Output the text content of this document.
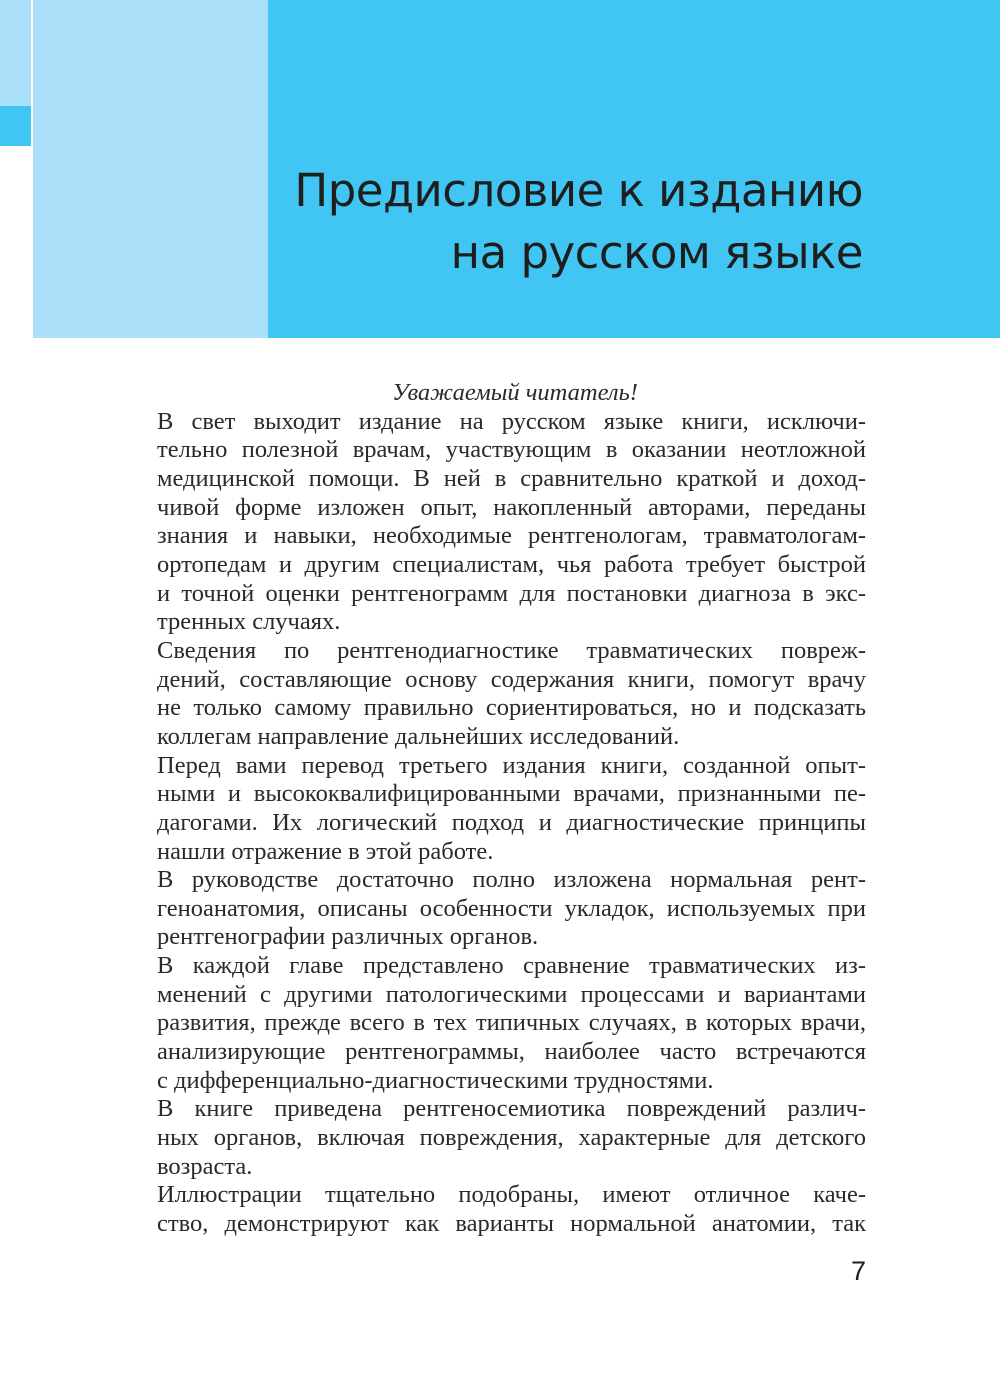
Предисловие к изданию
на русском языке

Уважаемый читатель!

В свет выходит издание на русском языке книги, исключи-
тельно полезной врачам, участвующим в оказании неотложной
медицинской помощи. В ней в сравнительно краткой и доход-
чивой форме изложен опыт, накопленный авторами, переданы
знания и навыки, необходимые рентгенологам, травматологам-
ортопедам и другим специалистам, чья работа требует быстрой
и точной оценки рентгенограмм для постановки диагноза в экс-
тренных случаях.

Сведения по рентгенодиагностике травматических повреж-
дений, составляющие основу содержания книги, помогут врачу
не только самому правильно сориентироваться, но и подсказать
коллегам направление дальнейших исследований.

Перед вами перевод третьего издания книги, созданной опыт-
ными и высококвалифицированными врачами, признанными пе-
дагогами. Их логический подход и диагностические принципы
нашли отражение в этой работе.

В руководстве достаточно полно изложена нормальная рент-
геноанатомия, описаны особенности укладок, используемых при
рентгенографии различных органов.

В каждой главе представлено сравнение травматических из-
менений с другими патологическими процессами и вариантами
развития, прежде всего в тех типичных случаях, в которых врачи,
анализирующие рентгенограммы, наиболее часто встречаются
с дифференциально-диагностическими трудностями.

В книге приведена рентгеносемиотика повреждений различ-
ных органов, включая повреждения, характерные для детского
возраста.

Иллюстрации тщательно подобраны, имеют отличное каче-
ство, демонстрируют как варианты нормальной анатомии, так

7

- - - -

• _WHAT YOU HAVE TO DO_
Omit the pictures, then quote the rest of the material above exactly.

• _ANSWER TO THIS PROBLEM_
Output the text content of this document.
Предисловие к изданию
на русском языке

Уважаемый читатель!

В свет выходит издание на русском языке книги, исключи-
тельно полезной врачам, участвующим в оказании неотложной
медицинской помощи. В ней в сравнительно краткой и доход-
чивой форме изложен опыт, накопленный авторами, переданы
знания и навыки, необходимые рентгенологам, травматологам-
ортопедам и другим специалистам, чья работа требует быстрой
и точной оценки рентгенограмм для постановки диагноза в экс-
тренных случаях.

Сведения по рентгенодиагностике травматических повреж-
дений, составляющие основу содержания книги, помогут врачу
не только самому правильно сориентироваться, но и подсказать
коллегам направление дальнейших исследований.

Перед вами перевод третьего издания книги, созданной опыт-
ными и высококвалифицированными врачами, признанными пе-
дагогами. Их логический подход и диагностические принципы
нашли отражение в этой работе.

В руководстве достаточно полно изложена нормальная рент-
геноанатомия, описаны особенности укладок, используемых при
рентгенографии различных органов.

В каждой главе представлено сравнение травматических из-
менений с другими патологическими процессами и вариантами
развития, прежде всего в тех типичных случаях, в которых врачи,
анализирующие рентгенограммы, наиболее часто встречаются
с дифференциально-диагностическими трудностями.

В книге приведена рентгеносемиотика повреждений различ-
ных органов, включая повреждения, характерные для детского
возраста.

Иллюстрации тщательно подобраны, имеют отличное каче-
ство, демонстрируют как варианты нормальной анатомии, так

7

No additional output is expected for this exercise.